» **Problem to work on**: Give every line of the material again, exactly as written.

» **Provided entries**:
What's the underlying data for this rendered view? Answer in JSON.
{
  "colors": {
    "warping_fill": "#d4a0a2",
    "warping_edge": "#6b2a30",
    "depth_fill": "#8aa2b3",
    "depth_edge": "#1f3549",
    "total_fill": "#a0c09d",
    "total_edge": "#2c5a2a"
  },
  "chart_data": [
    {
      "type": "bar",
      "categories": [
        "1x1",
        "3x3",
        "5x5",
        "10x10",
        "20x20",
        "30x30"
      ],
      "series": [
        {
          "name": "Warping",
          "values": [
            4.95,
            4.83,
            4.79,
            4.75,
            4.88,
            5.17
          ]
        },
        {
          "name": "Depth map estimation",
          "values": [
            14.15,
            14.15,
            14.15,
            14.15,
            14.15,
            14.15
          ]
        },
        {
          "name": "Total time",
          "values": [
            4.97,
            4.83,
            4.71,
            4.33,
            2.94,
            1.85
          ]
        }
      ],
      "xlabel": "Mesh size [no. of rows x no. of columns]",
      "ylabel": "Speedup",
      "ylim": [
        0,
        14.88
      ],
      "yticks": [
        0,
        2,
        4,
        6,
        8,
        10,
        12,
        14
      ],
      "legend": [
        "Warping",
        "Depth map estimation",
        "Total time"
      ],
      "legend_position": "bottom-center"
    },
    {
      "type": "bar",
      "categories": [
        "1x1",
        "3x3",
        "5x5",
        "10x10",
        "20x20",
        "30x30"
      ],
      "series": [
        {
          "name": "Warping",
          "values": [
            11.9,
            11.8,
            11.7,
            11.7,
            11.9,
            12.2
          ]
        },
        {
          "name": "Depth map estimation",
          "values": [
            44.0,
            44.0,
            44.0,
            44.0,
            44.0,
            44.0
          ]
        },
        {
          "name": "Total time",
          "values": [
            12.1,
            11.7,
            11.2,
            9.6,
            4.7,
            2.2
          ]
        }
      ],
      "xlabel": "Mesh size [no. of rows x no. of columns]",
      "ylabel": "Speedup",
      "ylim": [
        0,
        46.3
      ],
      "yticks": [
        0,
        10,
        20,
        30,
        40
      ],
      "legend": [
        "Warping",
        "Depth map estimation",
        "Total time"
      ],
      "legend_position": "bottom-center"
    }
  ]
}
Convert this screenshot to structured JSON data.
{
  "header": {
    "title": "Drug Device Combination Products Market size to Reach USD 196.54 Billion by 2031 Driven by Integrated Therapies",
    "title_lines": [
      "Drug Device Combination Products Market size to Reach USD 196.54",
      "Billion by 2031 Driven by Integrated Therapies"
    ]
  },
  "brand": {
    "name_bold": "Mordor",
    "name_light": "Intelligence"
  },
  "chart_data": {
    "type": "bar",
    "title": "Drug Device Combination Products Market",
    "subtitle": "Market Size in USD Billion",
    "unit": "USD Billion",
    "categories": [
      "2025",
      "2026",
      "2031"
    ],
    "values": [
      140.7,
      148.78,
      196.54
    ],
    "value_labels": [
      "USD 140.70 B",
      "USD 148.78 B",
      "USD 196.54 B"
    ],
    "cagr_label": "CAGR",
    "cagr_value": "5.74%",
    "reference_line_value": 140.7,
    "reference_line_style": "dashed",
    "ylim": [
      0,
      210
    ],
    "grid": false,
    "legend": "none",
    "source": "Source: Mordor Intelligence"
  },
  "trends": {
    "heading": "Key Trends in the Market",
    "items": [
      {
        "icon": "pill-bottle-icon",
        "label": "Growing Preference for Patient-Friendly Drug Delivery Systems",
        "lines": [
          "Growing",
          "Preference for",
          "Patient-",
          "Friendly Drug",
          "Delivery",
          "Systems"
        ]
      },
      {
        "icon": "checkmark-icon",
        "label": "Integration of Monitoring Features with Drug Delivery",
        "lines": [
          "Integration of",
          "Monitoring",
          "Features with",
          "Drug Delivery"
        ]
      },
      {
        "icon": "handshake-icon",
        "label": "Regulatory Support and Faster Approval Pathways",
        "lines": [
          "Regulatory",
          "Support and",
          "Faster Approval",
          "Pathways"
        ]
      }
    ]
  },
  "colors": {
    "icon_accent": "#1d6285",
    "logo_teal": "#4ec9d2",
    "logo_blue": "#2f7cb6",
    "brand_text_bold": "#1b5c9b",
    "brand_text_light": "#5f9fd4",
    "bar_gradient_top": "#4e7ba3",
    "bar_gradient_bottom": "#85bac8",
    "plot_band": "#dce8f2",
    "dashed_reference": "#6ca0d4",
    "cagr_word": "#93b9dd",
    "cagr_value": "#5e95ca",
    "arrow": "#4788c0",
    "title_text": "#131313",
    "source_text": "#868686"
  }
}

» **Answer for this exercise**:
What's the underlying data for this rendered view? Answer in JSON.
{
  "colors": {
    "warping_fill": "#d4a0a2",
    "warping_edge": "#6b2a30",
    "depth_fill": "#8aa2b3",
    "depth_edge": "#1f3549",
    "total_fill": "#a0c09d",
    "total_edge": "#2c5a2a"
  },
  "chart_data": [
    {
      "type": "bar",
      "categories": [
        "1x1",
        "3x3",
        "5x5",
        "10x10",
        "20x20",
        "30x30"
      ],
      "series": [
        {
          "name": "Warping",
          "values": [
            4.95,
            4.83,
            4.79,
            4.75,
            4.88,
            5.17
          ]
        },
        {
          "name": "Depth map estimation",
          "values": [
            14.15,
            14.15,
            14.15,
            14.15,
            14.15,
            14.15
          ]
        },
        {
          "name": "Total time",
          "values": [
            4.97,
            4.83,
            4.71,
            4.33,
            2.94,
            1.85
          ]
        }
      ],
      "xlabel": "Mesh size [no. of rows x no. of columns]",
      "ylabel": "Speedup",
      "ylim": [
        0,
        14.88
      ],
      "yticks": [
        0,
        2,
        4,
        6,
        8,
        10,
        12,
        14
      ],
      "legend": [
        "Warping",
        "Depth map estimation",
        "Total time"
      ],
      "legend_position": "bottom-center"
    },
    {
      "type": "bar",
      "categories": [
        "1x1",
        "3x3",
        "5x5",
        "10x10",
        "20x20",
        "30x30"
      ],
      "series": [
        {
          "name": "Warping",
          "values": [
            11.9,
            11.8,
            11.7,
            11.7,
            11.9,
            12.2
          ]
        },
        {
          "name": "Depth map estimation",
          "values": [
            44.0,
            44.0,
            44.0,
            44.0,
            44.0,
            44.0
          ]
        },
        {
          "name": "Total time",
          "values": [
            12.1,
            11.7,
            11.2,
            9.6,
            4.7,
            2.2
          ]
        }
      ],
      "xlabel": "Mesh size [no. of rows x no. of columns]",
      "ylabel": "Speedup",
      "ylim": [
        0,
        46.3
      ],
      "yticks": [
        0,
        10,
        20,
        30,
        40
      ],
      "legend": [
        "Warping",
        "Depth map estimation",
        "Total time"
      ],
      "legend_position": "bottom-center"
    }
  ]
}
Convert this screenshot to structured JSON data.
{
  "header": {
    "title": "Drug Device Combination Products Market size to Reach USD 196.54 Billion by 2031 Driven by Integrated Therapies",
    "title_lines": [
      "Drug Device Combination Products Market size to Reach USD 196.54",
      "Billion by 2031 Driven by Integrated Therapies"
    ]
  },
  "brand": {
    "name_bold": "Mordor",
    "name_light": "Intelligence"
  },
  "chart_data": {
    "type": "bar",
    "title": "Drug Device Combination Products Market",
    "subtitle": "Market Size in USD Billion",
    "unit": "USD Billion",
    "categories": [
      "2025",
      "2026",
      "2031"
    ],
    "values": [
      140.7,
      148.78,
      196.54
    ],
    "value_labels": [
      "USD 140.70 B",
      "USD 148.78 B",
      "USD 196.54 B"
    ],
    "cagr_label": "CAGR",
    "cagr_value": "5.74%",
    "reference_line_value": 140.7,
    "reference_line_style": "dashed",
    "ylim": [
      0,
      210
    ],
    "grid": false,
    "legend": "none",
    "source": "Source: Mordor Intelligence"
  },
  "trends": {
    "heading": "Key Trends in the Market",
    "items": [
      {
        "icon": "pill-bottle-icon",
        "label": "Growing Preference for Patient-Friendly Drug Delivery Systems",
        "lines": [
          "Growing",
          "Preference for",
          "Patient-",
          "Friendly Drug",
          "Delivery",
          "Systems"
        ]
      },
      {
        "icon": "checkmark-icon",
        "label": "Integration of Monitoring Features with Drug Delivery",
        "lines": [
          "Integration of",
          "Monitoring",
          "Features with",
          "Drug Delivery"
        ]
      },
      {
        "icon": "handshake-icon",
        "label": "Regulatory Support and Faster Approval Pathways",
        "lines": [
          "Regulatory",
          "Support and",
          "Faster Approval",
          "Pathways"
        ]
      }
    ]
  },
  "colors": {
    "icon_accent": "#1d6285",
    "logo_teal": "#4ec9d2",
    "logo_blue": "#2f7cb6",
    "brand_text_bold": "#1b5c9b",
    "brand_text_light": "#5f9fd4",
    "bar_gradient_top": "#4e7ba3",
    "bar_gradient_bottom": "#85bac8",
    "plot_band": "#dce8f2",
    "dashed_reference": "#6ca0d4",
    "cagr_word": "#93b9dd",
    "cagr_value": "#5e95ca",
    "arrow": "#4788c0",
    "title_text": "#131313",
    "source_text": "#868686"
  }
}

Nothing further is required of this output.